Goal of the exercise
Scan the records for the line containing "Output a JSON"; extract it and all later lines, verbatim, through the end, and nothing before it.

####################

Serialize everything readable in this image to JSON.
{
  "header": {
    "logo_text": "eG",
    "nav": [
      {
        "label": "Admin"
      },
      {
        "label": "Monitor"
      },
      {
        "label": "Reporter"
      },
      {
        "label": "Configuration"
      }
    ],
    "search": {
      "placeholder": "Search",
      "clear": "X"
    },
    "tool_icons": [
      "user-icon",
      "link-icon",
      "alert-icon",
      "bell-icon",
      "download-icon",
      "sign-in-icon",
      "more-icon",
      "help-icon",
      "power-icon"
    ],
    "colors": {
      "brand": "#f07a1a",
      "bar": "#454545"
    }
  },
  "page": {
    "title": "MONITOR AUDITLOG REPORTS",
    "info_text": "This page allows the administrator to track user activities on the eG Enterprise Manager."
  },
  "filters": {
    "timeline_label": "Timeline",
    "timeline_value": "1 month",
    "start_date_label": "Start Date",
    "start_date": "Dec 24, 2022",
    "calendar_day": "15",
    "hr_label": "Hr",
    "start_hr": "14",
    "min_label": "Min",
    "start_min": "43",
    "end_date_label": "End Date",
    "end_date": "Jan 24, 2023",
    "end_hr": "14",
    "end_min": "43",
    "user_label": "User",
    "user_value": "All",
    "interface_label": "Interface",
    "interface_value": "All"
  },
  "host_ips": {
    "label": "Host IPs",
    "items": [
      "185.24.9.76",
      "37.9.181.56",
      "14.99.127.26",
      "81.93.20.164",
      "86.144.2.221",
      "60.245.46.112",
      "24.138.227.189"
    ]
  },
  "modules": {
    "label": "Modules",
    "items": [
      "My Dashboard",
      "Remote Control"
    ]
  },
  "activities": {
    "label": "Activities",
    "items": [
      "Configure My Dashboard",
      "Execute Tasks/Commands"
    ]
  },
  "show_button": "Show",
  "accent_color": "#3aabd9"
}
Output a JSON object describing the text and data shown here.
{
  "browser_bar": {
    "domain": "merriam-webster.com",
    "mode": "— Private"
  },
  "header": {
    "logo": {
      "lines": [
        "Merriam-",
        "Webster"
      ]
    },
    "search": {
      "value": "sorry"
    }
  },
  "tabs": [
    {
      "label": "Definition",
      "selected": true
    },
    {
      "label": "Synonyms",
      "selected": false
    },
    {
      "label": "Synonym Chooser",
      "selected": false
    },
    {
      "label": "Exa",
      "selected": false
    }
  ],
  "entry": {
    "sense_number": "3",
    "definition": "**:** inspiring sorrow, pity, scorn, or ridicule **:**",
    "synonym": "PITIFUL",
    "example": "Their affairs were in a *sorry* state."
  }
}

####################

Worked answer
Output a JSON object describing the text and data shown here.
{
  "browser_bar": {
    "domain": "merriam-webster.com",
    "mode": "— Private"
  },
  "header": {
    "logo": {
      "lines": [
        "Merriam-",
        "Webster"
      ]
    },
    "search": {
      "value": "sorry"
    }
  },
  "tabs": [
    {
      "label": "Definition",
      "selected": true
    },
    {
      "label": "Synonyms",
      "selected": false
    },
    {
      "label": "Synonym Chooser",
      "selected": false
    },
    {
      "label": "Exa",
      "selected": false
    }
  ],
  "entry": {
    "sense_number": "3",
    "definition": "**:** inspiring sorrow, pity, scorn, or ridicule **:**",
    "synonym": "PITIFUL",
    "example": "Their affairs were in a *sorry* state."
  }
}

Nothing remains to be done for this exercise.